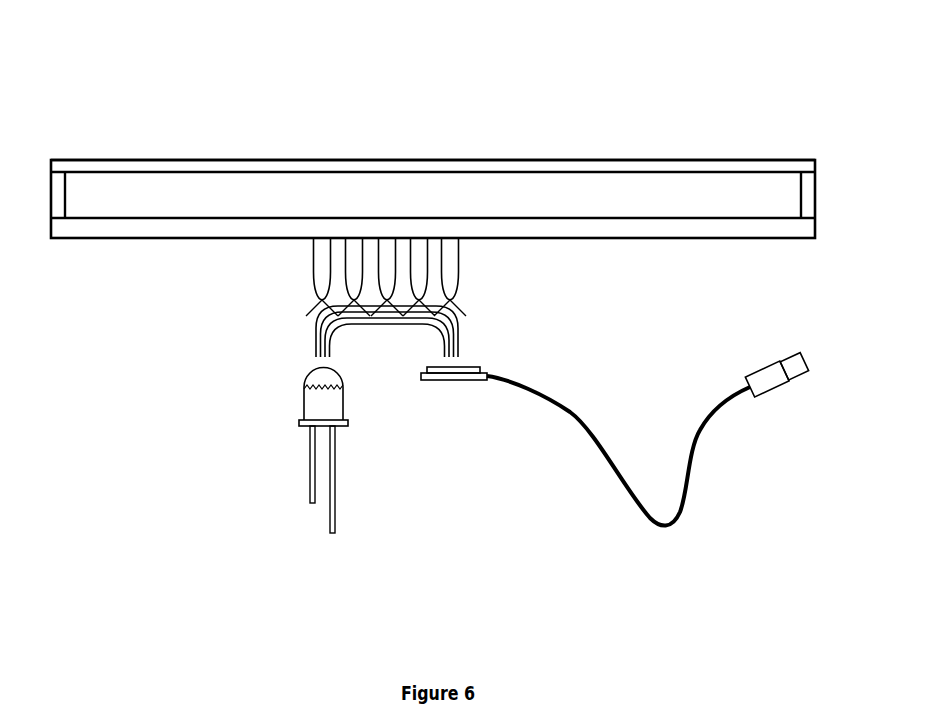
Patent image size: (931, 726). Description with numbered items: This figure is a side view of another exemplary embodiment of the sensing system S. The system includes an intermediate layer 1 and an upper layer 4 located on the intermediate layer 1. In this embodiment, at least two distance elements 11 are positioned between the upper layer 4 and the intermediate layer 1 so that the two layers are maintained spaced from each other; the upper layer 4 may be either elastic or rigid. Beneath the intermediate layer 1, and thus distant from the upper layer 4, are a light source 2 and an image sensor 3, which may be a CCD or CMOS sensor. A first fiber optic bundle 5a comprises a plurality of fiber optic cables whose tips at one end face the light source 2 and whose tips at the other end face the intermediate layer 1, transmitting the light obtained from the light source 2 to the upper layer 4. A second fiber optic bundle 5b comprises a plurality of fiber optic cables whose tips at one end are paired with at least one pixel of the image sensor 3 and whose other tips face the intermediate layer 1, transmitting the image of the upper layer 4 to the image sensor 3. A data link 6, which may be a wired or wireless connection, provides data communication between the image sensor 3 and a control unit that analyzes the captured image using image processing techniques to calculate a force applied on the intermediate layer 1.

The sensing system S is at (185, 100).
The intermediate layer 1 is at (626, 230).
The upper layer 4 is at (662, 170).
The distance element 11 is at (57, 205).
The first fiber optic bundle 5a is at (325, 348).
The second fiber optic bundle 5b is at (458, 345).
The light source 2 is at (318, 410).
The image sensor 3 is at (445, 383).
The data link 6 is at (687, 500).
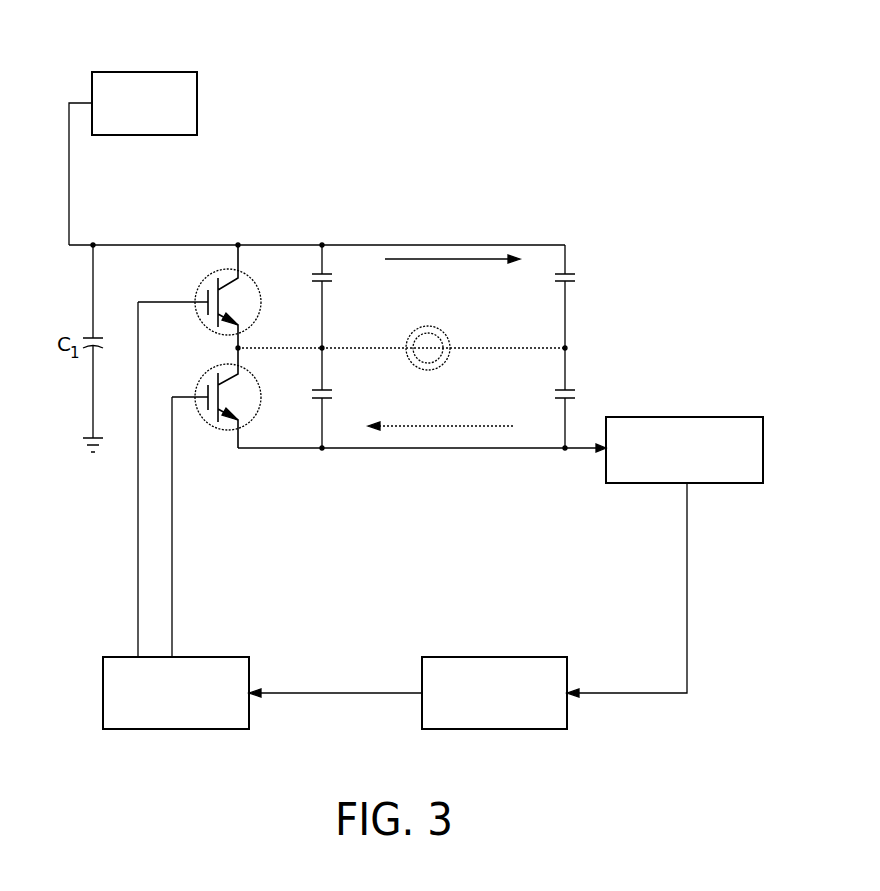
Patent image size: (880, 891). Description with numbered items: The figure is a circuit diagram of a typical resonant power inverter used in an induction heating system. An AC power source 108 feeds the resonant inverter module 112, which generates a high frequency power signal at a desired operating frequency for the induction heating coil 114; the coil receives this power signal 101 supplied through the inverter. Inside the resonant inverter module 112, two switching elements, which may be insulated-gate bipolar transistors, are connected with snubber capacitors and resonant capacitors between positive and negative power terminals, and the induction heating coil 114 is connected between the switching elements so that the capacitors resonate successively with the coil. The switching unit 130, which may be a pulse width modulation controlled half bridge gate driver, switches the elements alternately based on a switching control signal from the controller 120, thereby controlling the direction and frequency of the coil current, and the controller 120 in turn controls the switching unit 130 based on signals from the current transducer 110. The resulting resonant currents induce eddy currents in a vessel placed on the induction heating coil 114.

The AC power source 108 is at (144, 72).
The power signal 101 is at (166, 245).
The resonant inverter module 112 is at (300, 210).
The induction heating coil 114 is at (447, 333).
The current transducer 110 is at (697, 417).
The controller 120 is at (567, 717).
The switching unit 130 is at (249, 713).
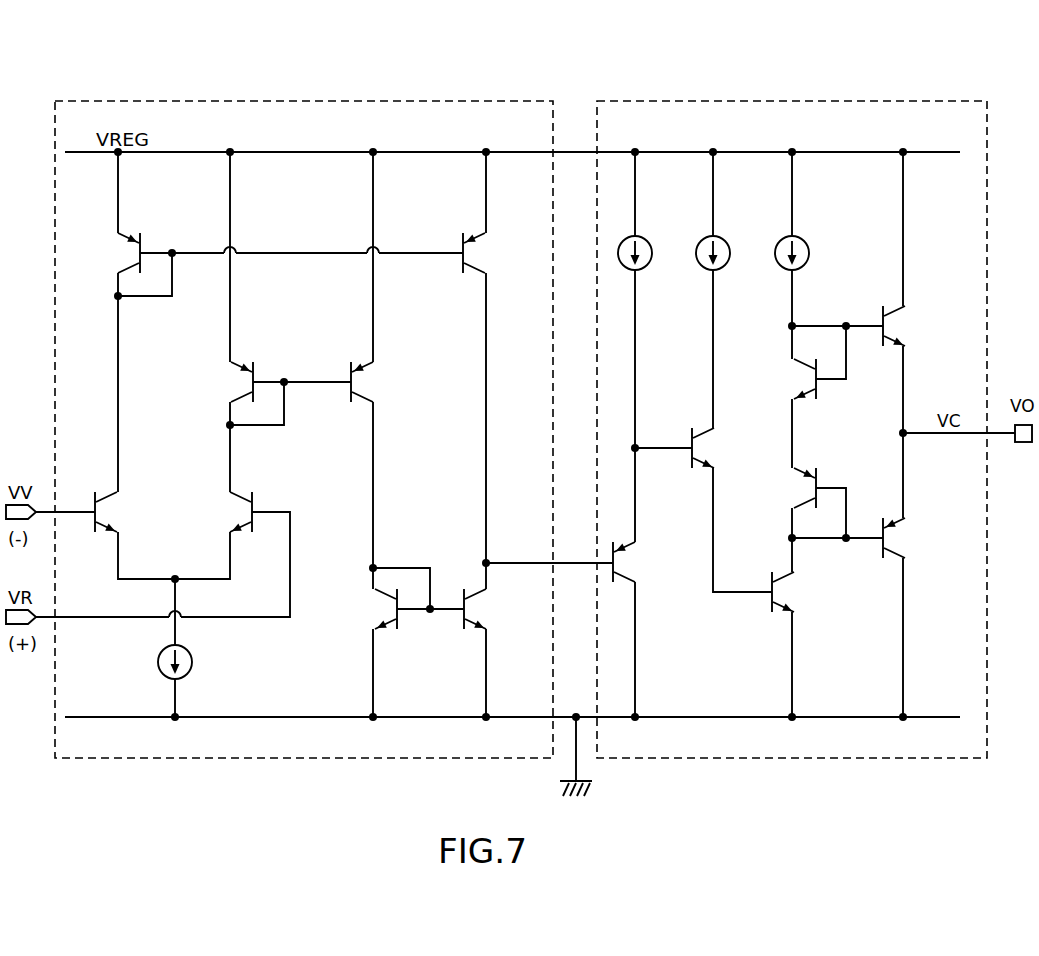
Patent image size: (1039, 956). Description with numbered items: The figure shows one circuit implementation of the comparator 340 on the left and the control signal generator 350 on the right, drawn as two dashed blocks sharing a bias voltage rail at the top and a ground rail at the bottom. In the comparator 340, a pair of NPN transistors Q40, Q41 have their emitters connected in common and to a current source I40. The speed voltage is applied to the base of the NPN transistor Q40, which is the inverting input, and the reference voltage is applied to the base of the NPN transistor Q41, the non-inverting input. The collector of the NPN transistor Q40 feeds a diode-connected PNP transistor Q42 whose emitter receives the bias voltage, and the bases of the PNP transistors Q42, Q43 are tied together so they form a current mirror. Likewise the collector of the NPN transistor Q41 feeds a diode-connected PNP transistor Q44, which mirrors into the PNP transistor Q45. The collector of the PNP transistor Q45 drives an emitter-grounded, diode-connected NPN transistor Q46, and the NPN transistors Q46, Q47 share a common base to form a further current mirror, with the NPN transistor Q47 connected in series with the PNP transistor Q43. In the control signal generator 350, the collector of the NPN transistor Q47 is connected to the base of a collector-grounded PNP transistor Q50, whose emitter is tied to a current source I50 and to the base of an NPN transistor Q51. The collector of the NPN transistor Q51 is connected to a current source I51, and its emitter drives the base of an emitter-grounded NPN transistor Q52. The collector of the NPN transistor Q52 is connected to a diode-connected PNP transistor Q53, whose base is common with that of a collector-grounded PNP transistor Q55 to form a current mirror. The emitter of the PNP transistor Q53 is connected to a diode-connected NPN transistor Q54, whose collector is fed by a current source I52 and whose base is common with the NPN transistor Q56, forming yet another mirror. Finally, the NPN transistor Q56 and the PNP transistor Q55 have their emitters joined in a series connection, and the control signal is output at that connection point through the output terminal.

The comparator 340 is at (393, 102).
The control signal generator 350 is at (903, 101).
The NPN transistor Q40 is at (135, 437).
The NPN transistor Q41 is at (213, 535).
The PNP transistor Q42 is at (130, 226).
The PNP transistor Q43 is at (495, 359).
The PNP transistor Q44 is at (242, 322).
The PNP transistor Q45 is at (383, 362).
The NPN transistor Q46 is at (387, 642).
The NPN transistor Q47 is at (477, 640).
The current source I40 is at (192, 648).
The current source I50 is at (651, 302).
The current source I51 is at (730, 290).
The current source I52 is at (809, 241).
The PNP transistor Q50 is at (643, 582).
The NPN transistor Q51 is at (703, 510).
The NPN transistor Q52 is at (802, 627).
The PNP transistor Q53 is at (823, 505).
The NPN transistor Q54 is at (823, 395).
The PNP transistor Q55 is at (913, 575).
The NPN transistor Q56 is at (913, 294).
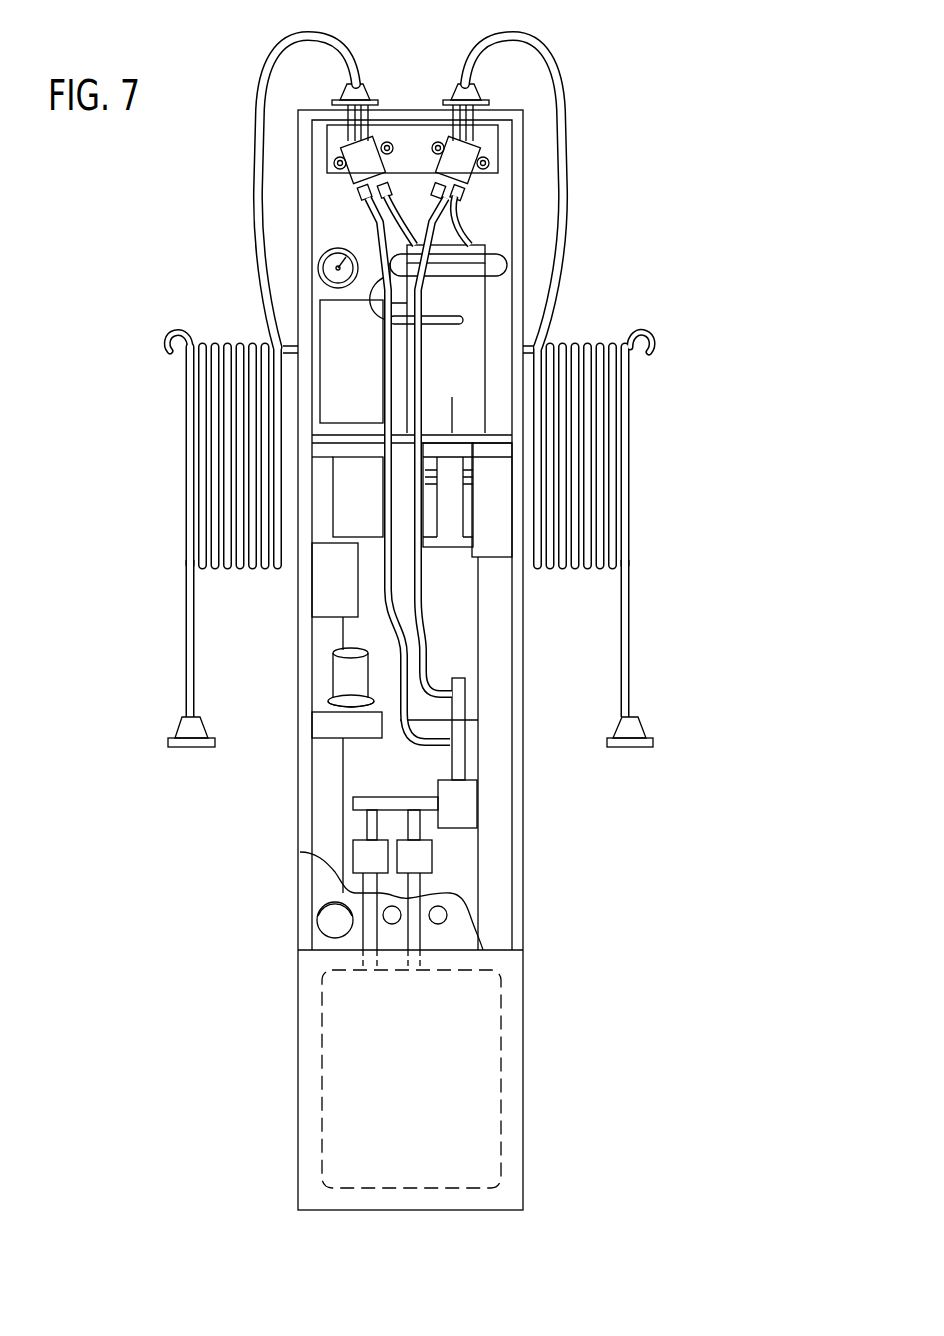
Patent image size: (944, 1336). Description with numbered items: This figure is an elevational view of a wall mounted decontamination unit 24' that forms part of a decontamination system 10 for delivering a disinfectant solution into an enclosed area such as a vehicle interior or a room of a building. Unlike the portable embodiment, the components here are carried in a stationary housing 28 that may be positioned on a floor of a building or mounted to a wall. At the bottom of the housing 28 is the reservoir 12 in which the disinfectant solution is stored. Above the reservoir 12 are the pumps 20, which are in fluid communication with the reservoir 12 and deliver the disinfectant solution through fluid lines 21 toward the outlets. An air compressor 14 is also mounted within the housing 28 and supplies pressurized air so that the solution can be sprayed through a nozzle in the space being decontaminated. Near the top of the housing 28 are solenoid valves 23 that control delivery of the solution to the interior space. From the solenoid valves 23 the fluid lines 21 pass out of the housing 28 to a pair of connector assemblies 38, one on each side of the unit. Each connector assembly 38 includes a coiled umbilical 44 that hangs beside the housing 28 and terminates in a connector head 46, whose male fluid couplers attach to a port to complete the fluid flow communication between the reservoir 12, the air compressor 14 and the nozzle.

**Written exercise**: Please copy the data above without any changes, starting at the line that contains "Patent image size: (880, 891)." and ending with the line that contains "The switching unit 130 is at (249, 713).", both included. Copy only those lines.

**Solution to this task**:
Patent image size: (880, 891). Description with numbered items: The figure is a circuit diagram of a typical resonant power inverter used in an induction heating system. An AC power source 108 feeds the resonant inverter module 112, which generates a high frequency power signal at a desired operating frequency for the induction heating coil 114; the coil receives this power signal 101 supplied through the inverter. Inside the resonant inverter module 112, two switching elements, which may be insulated-gate bipolar transistors, are connected with snubber capacitors and resonant capacitors between positive and negative power terminals, and the induction heating coil 114 is connected between the switching elements so that the capacitors resonate successively with the coil. The switching unit 130, which may be a pulse width modulation controlled half bridge gate driver, switches the elements alternately based on a switching control signal from the controller 120, thereby controlling the direction and frequency of the coil current, and the controller 120 in turn controls the switching unit 130 based on signals from the current transducer 110. The resulting resonant currents induce eddy currents in a vessel placed on the induction heating coil 114.

The AC power source 108 is at (144, 72).
The power signal 101 is at (166, 245).
The resonant inverter module 112 is at (300, 210).
The induction heating coil 114 is at (447, 333).
The current transducer 110 is at (697, 417).
The controller 120 is at (567, 717).
The switching unit 130 is at (249, 713).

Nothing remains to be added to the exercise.